Entries from a visual dataset:

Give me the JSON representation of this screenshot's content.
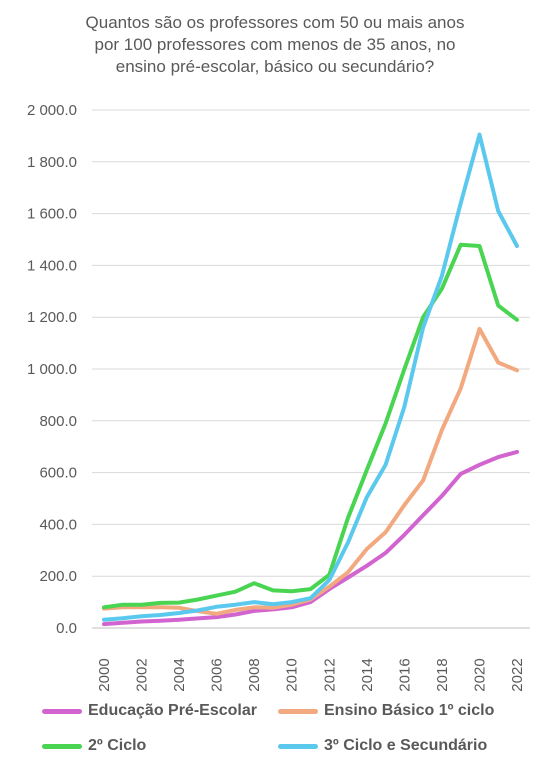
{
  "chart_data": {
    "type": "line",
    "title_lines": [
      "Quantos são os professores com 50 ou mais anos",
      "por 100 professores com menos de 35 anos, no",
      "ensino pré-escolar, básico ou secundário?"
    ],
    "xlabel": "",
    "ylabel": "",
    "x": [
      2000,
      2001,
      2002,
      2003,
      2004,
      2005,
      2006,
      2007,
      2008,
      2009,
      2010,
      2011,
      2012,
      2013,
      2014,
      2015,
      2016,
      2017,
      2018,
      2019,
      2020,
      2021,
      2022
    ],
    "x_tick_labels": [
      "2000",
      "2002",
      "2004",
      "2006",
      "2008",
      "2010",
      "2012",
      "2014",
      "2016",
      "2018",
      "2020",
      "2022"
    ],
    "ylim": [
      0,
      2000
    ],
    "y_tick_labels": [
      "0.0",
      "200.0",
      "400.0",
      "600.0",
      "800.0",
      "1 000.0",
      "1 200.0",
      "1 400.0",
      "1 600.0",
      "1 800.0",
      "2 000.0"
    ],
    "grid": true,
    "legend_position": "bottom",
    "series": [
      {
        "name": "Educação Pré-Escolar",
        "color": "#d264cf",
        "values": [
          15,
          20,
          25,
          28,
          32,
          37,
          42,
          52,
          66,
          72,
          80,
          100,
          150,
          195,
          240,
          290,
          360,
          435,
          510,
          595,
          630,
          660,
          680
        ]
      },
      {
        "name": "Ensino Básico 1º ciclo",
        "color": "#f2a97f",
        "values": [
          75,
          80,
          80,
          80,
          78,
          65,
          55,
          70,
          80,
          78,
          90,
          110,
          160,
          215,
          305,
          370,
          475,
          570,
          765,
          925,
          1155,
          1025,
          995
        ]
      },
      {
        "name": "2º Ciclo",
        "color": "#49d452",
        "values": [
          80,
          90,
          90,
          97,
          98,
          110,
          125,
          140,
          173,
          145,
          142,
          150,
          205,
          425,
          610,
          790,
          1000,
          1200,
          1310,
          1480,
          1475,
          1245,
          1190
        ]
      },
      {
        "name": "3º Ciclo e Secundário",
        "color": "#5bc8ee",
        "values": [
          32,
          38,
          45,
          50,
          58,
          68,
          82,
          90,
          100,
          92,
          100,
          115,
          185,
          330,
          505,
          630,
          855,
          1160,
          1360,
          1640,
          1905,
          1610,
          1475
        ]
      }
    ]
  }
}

EXERCISE >> Report the number of lines above containing the word "anos", with no other text.

FULL SOLUTION >> 2